>> BEGIN Record list

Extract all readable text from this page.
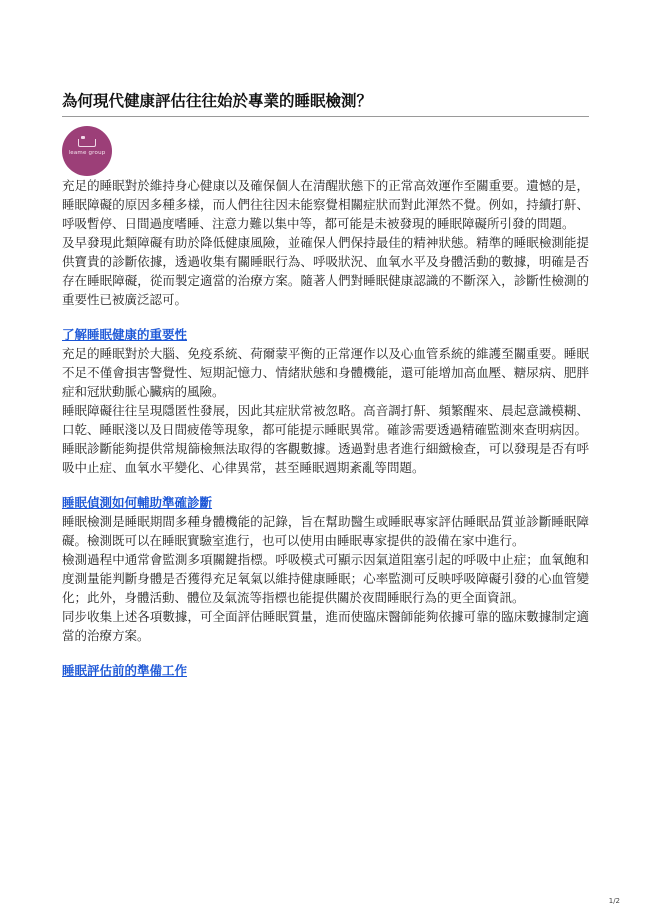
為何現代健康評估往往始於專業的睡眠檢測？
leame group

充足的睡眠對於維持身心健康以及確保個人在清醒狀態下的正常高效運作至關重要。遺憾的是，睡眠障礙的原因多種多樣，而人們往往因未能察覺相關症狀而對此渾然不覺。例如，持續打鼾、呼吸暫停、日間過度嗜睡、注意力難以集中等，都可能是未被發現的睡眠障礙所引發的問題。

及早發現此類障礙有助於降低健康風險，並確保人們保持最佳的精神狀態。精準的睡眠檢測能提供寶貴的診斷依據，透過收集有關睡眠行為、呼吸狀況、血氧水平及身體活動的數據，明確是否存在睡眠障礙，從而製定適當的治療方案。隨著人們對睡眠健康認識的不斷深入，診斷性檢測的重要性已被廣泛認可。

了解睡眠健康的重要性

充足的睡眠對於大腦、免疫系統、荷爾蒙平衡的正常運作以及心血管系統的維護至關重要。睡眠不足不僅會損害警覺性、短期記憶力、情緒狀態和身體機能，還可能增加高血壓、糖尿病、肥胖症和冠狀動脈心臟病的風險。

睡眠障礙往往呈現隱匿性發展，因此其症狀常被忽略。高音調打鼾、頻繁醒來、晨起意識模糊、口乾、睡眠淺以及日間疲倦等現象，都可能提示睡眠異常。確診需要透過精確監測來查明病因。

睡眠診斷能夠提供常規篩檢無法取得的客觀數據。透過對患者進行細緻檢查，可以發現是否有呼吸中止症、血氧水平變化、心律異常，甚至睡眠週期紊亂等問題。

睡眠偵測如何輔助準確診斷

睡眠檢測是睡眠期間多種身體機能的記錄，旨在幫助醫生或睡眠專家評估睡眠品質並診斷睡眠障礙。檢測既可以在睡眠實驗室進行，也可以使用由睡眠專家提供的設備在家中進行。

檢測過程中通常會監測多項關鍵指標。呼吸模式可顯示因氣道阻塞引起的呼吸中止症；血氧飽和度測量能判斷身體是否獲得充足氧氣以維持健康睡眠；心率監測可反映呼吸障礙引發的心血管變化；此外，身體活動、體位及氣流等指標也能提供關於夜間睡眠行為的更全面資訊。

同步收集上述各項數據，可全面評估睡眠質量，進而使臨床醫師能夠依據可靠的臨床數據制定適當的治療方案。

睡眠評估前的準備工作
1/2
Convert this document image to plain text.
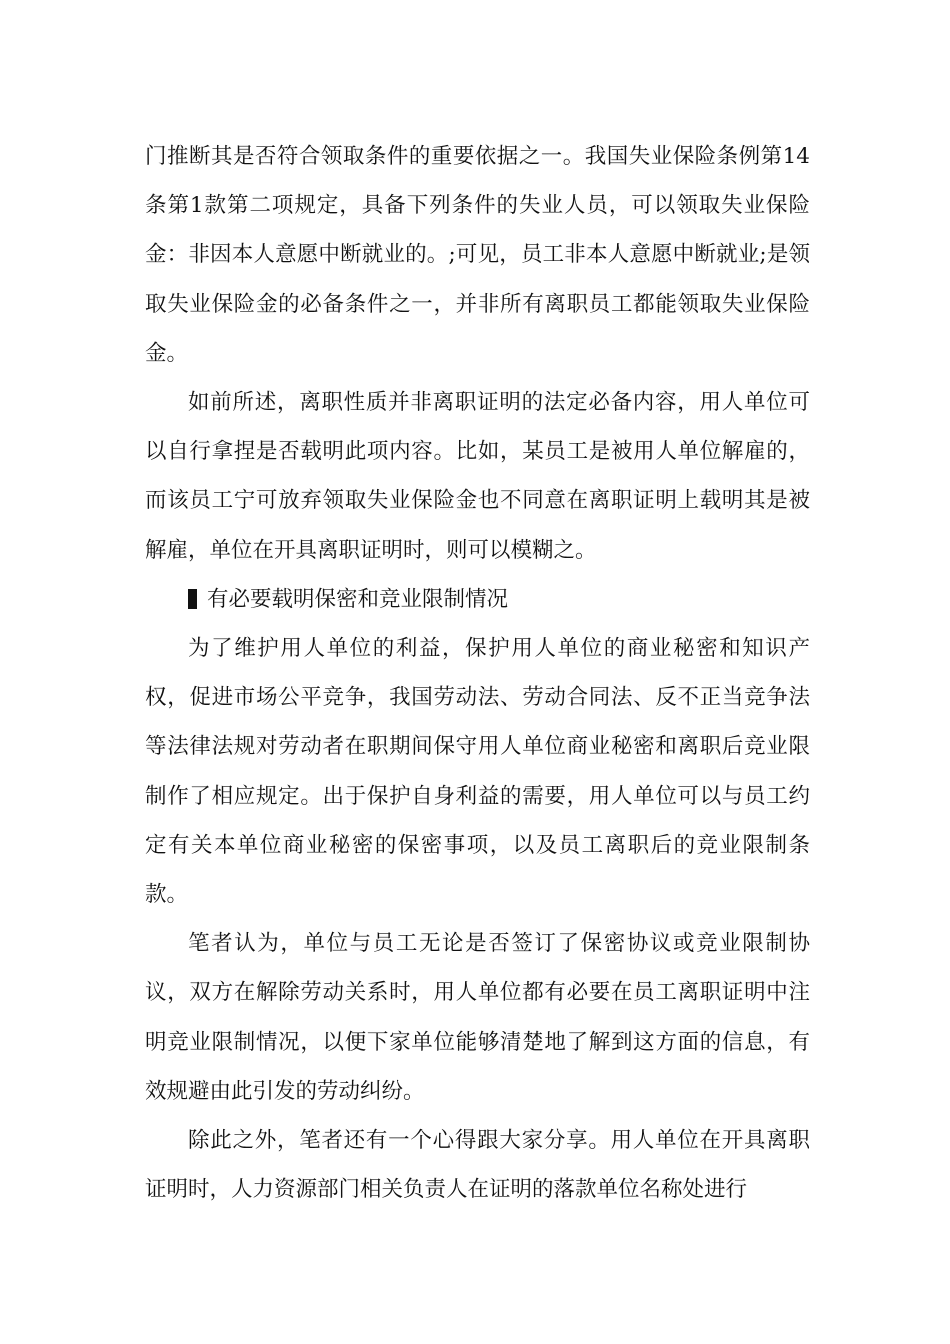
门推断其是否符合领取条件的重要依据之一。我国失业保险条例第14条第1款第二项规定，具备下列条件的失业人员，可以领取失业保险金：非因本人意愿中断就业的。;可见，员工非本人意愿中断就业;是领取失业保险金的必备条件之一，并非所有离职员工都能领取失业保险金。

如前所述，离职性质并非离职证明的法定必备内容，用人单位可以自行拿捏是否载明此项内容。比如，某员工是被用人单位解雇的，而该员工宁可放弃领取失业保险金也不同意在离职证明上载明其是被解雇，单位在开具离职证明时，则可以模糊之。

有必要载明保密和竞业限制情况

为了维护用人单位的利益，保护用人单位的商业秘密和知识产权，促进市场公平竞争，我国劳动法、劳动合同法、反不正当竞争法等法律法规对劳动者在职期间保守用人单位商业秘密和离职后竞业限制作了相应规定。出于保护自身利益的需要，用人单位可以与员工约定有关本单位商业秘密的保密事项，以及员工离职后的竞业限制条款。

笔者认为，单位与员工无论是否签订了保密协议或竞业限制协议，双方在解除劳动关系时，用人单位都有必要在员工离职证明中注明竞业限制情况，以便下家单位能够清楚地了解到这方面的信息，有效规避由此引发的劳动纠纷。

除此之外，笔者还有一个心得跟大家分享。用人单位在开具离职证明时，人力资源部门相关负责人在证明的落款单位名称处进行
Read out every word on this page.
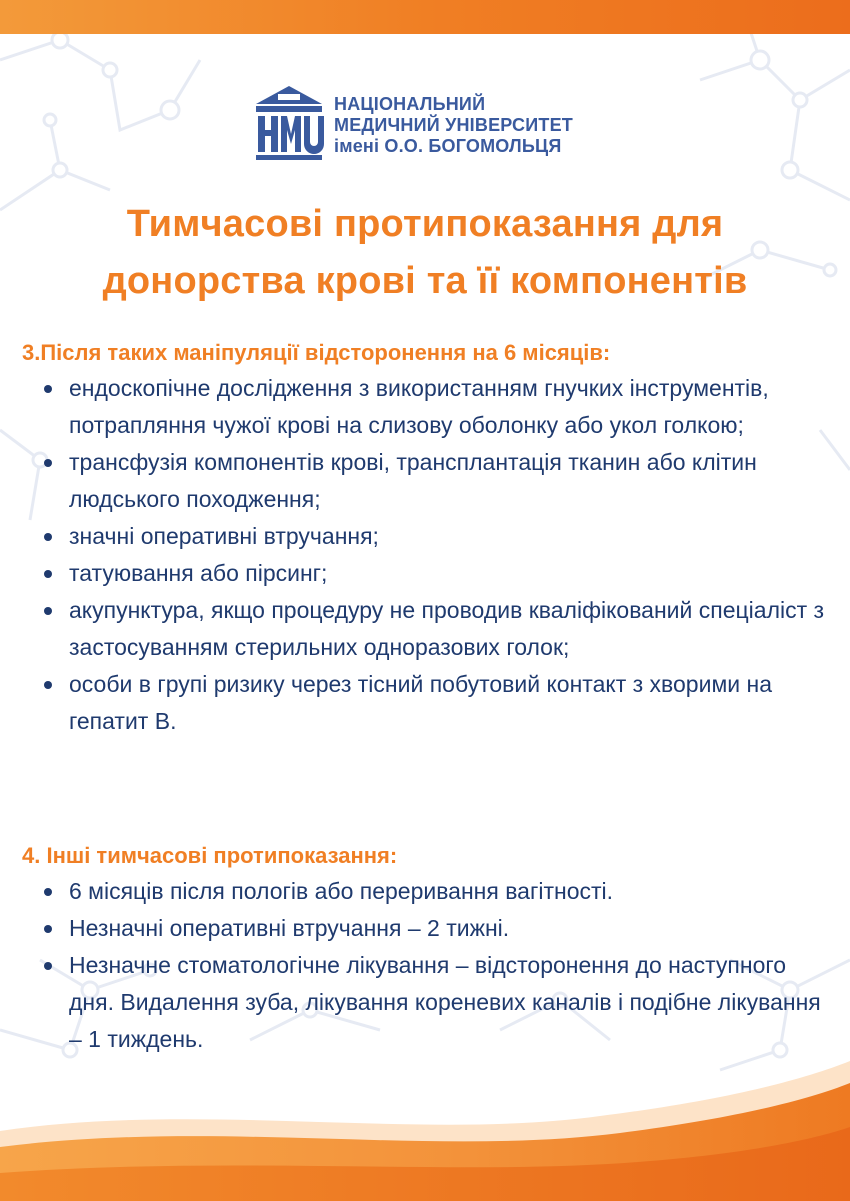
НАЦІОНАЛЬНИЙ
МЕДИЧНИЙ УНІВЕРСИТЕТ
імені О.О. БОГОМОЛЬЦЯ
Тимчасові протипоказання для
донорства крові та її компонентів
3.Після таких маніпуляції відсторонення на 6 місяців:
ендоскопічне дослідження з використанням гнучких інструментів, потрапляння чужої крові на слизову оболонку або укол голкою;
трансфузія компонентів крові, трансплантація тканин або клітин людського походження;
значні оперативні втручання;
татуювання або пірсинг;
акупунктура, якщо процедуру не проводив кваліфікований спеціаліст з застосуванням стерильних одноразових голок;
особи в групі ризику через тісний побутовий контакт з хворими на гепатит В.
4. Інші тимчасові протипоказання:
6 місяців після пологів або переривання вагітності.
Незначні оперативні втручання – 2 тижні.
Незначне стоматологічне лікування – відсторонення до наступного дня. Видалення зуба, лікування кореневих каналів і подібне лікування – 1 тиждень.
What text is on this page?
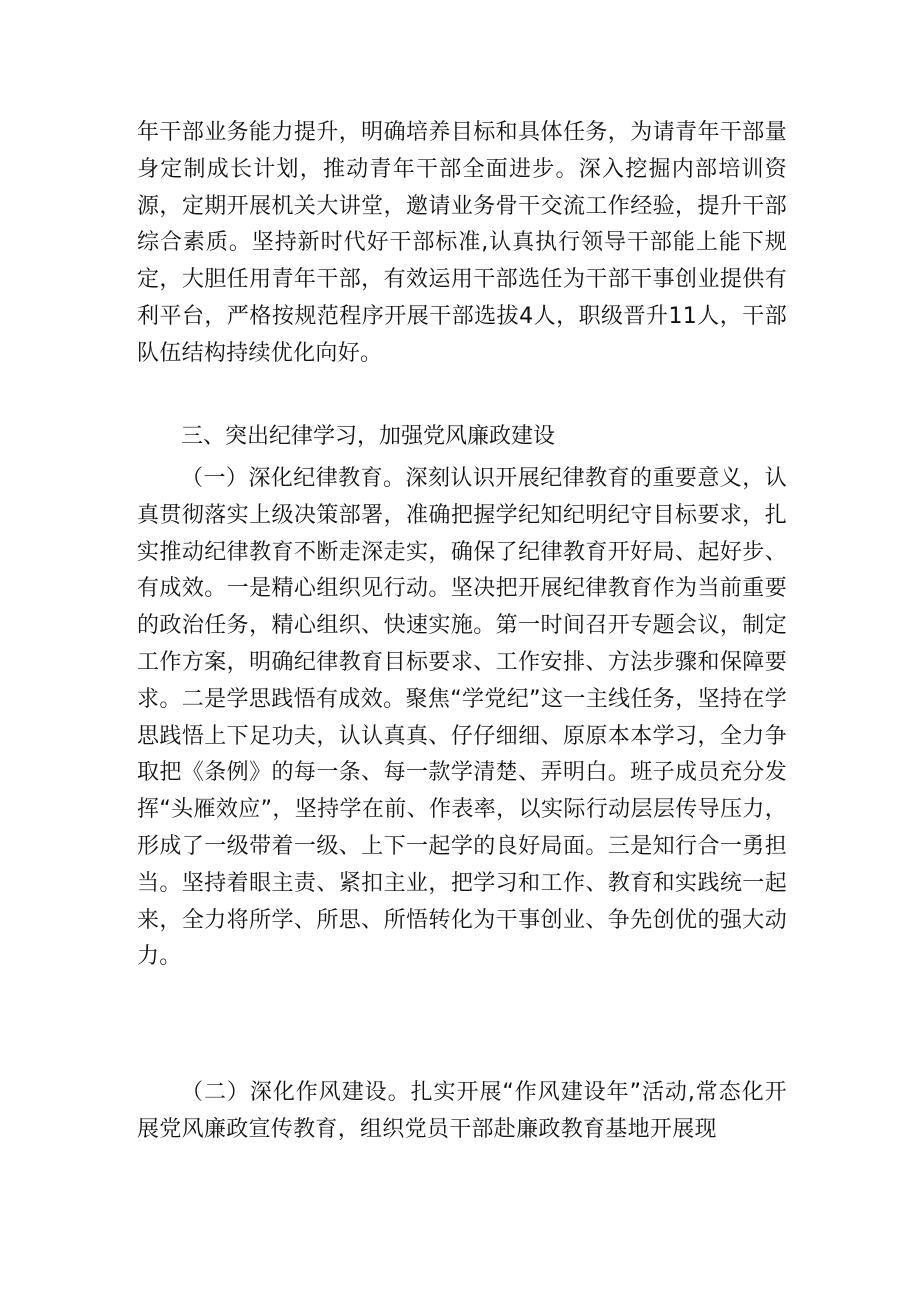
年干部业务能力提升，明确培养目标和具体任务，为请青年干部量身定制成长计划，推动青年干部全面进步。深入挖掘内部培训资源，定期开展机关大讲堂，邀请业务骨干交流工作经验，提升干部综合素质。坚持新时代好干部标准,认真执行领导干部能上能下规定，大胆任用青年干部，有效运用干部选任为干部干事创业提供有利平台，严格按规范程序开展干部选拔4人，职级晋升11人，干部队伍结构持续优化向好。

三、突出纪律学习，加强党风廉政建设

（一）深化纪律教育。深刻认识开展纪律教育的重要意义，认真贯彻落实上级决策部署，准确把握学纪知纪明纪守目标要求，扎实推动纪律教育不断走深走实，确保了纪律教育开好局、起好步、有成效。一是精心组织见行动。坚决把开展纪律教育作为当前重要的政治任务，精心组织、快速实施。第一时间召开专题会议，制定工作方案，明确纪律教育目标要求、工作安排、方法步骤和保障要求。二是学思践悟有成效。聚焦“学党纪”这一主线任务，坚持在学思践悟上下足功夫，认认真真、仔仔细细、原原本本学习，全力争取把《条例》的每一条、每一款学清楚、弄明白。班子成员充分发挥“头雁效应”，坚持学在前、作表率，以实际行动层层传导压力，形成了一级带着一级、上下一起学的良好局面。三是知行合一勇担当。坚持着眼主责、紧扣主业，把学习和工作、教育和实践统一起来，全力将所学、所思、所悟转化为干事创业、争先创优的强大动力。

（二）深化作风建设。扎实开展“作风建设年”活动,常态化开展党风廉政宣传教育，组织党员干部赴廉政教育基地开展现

>> END Record list

**Problem statement:** Transcribe every line from the records above without alteration, and leave out the images.

**Answer to this exercise:**
Extract all readable text from this page.
為何現代健康評估往往始於專業的睡眠檢測？
leame group

充足的睡眠對於維持身心健康以及確保個人在清醒狀態下的正常高效運作至關重要。遺憾的是，睡眠障礙的原因多種多樣，而人們往往因未能察覺相關症狀而對此渾然不覺。例如，持續打鼾、呼吸暫停、日間過度嗜睡、注意力難以集中等，都可能是未被發現的睡眠障礙所引發的問題。

及早發現此類障礙有助於降低健康風險，並確保人們保持最佳的精神狀態。精準的睡眠檢測能提供寶貴的診斷依據，透過收集有關睡眠行為、呼吸狀況、血氧水平及身體活動的數據，明確是否存在睡眠障礙，從而製定適當的治療方案。隨著人們對睡眠健康認識的不斷深入，診斷性檢測的重要性已被廣泛認可。

了解睡眠健康的重要性

充足的睡眠對於大腦、免疫系統、荷爾蒙平衡的正常運作以及心血管系統的維護至關重要。睡眠不足不僅會損害警覺性、短期記憶力、情緒狀態和身體機能，還可能增加高血壓、糖尿病、肥胖症和冠狀動脈心臟病的風險。

睡眠障礙往往呈現隱匿性發展，因此其症狀常被忽略。高音調打鼾、頻繁醒來、晨起意識模糊、口乾、睡眠淺以及日間疲倦等現象，都可能提示睡眠異常。確診需要透過精確監測來查明病因。

睡眠診斷能夠提供常規篩檢無法取得的客觀數據。透過對患者進行細緻檢查，可以發現是否有呼吸中止症、血氧水平變化、心律異常，甚至睡眠週期紊亂等問題。

睡眠偵測如何輔助準確診斷

睡眠檢測是睡眠期間多種身體機能的記錄，旨在幫助醫生或睡眠專家評估睡眠品質並診斷睡眠障礙。檢測既可以在睡眠實驗室進行，也可以使用由睡眠專家提供的設備在家中進行。

檢測過程中通常會監測多項關鍵指標。呼吸模式可顯示因氣道阻塞引起的呼吸中止症；血氧飽和度測量能判斷身體是否獲得充足氧氣以維持健康睡眠；心率監測可反映呼吸障礙引發的心血管變化；此外，身體活動、體位及氣流等指標也能提供關於夜間睡眠行為的更全面資訊。

同步收集上述各項數據，可全面評估睡眠質量，進而使臨床醫師能夠依據可靠的臨床數據制定適當的治療方案。

睡眠評估前的準備工作
1/2
Convert this document image to plain text.
门推断其是否符合领取条件的重要依据之一。我国失业保险条例第14条第1款第二项规定，具备下列条件的失业人员，可以领取失业保险金：非因本人意愿中断就业的。;可见，员工非本人意愿中断就业;是领取失业保险金的必备条件之一，并非所有离职员工都能领取失业保险金。

如前所述，离职性质并非离职证明的法定必备内容，用人单位可以自行拿捏是否载明此项内容。比如，某员工是被用人单位解雇的，而该员工宁可放弃领取失业保险金也不同意在离职证明上载明其是被解雇，单位在开具离职证明时，则可以模糊之。

有必要载明保密和竞业限制情况

为了维护用人单位的利益，保护用人单位的商业秘密和知识产权，促进市场公平竞争，我国劳动法、劳动合同法、反不正当竞争法等法律法规对劳动者在职期间保守用人单位商业秘密和离职后竞业限制作了相应规定。出于保护自身利益的需要，用人单位可以与员工约定有关本单位商业秘密的保密事项，以及员工离职后的竞业限制条款。

笔者认为，单位与员工无论是否签订了保密协议或竞业限制协议，双方在解除劳动关系时，用人单位都有必要在员工离职证明中注明竞业限制情况，以便下家单位能够清楚地了解到这方面的信息，有效规避由此引发的劳动纠纷。

除此之外，笔者还有一个心得跟大家分享。用人单位在开具离职证明时，人力资源部门相关负责人在证明的落款单位名称处进行
Read out every word on this page.
НАЦІОНАЛЬНИЙ
МЕДИЧНИЙ УНІВЕРСИТЕТ
імені О.О. БОГОМОЛЬЦЯ
Тимчасові протипоказання для
донорства крові та її компонентів
3.Після таких маніпуляції відсторонення на 6 місяців:
ендоскопічне дослідження з використанням гнучких інструментів, потрапляння чужої крові на слизову оболонку або укол голкою;
трансфузія компонентів крові, трансплантація тканин або клітин людського походження;
значні оперативні втручання;
татуювання або пірсинг;
акупунктура, якщо процедуру не проводив кваліфікований спеціаліст з застосуванням стерильних одноразових голок;
особи в групі ризику через тісний побутовий контакт з хворими на гепатит В.
4. Інші тимчасові протипоказання:
6 місяців після пологів або переривання вагітності.
Незначні оперативні втручання – 2 тижні.
Незначне стоматологічне лікування – відсторонення до наступного дня. Видалення зуба, лікування кореневих каналів і подібне лікування – 1 тиждень.
What text is on this page?
年干部业务能力提升，明确培养目标和具体任务，为请青年干部量身定制成长计划，推动青年干部全面进步。深入挖掘内部培训资源，定期开展机关大讲堂，邀请业务骨干交流工作经验，提升干部综合素质。坚持新时代好干部标准,认真执行领导干部能上能下规定，大胆任用青年干部，有效运用干部选任为干部干事创业提供有利平台，严格按规范程序开展干部选拔4人，职级晋升11人，干部队伍结构持续优化向好。

三、突出纪律学习，加强党风廉政建设

（一）深化纪律教育。深刻认识开展纪律教育的重要意义，认真贯彻落实上级决策部署，准确把握学纪知纪明纪守目标要求，扎实推动纪律教育不断走深走实，确保了纪律教育开好局、起好步、有成效。一是精心组织见行动。坚决把开展纪律教育作为当前重要的政治任务，精心组织、快速实施。第一时间召开专题会议，制定工作方案，明确纪律教育目标要求、工作安排、方法步骤和保障要求。二是学思践悟有成效。聚焦“学党纪”这一主线任务，坚持在学思践悟上下足功夫，认认真真、仔仔细细、原原本本学习，全力争取把《条例》的每一条、每一款学清楚、弄明白。班子成员充分发挥“头雁效应”，坚持学在前、作表率，以实际行动层层传导压力，形成了一级带着一级、上下一起学的良好局面。三是知行合一勇担当。坚持着眼主责、紧扣主业，把学习和工作、教育和实践统一起来，全力将所学、所思、所悟转化为干事创业、争先创优的强大动力。

（二）深化作风建设。扎实开展“作风建设年”活动,常态化开展党风廉政宣传教育，组织党员干部赴廉政教育基地开展现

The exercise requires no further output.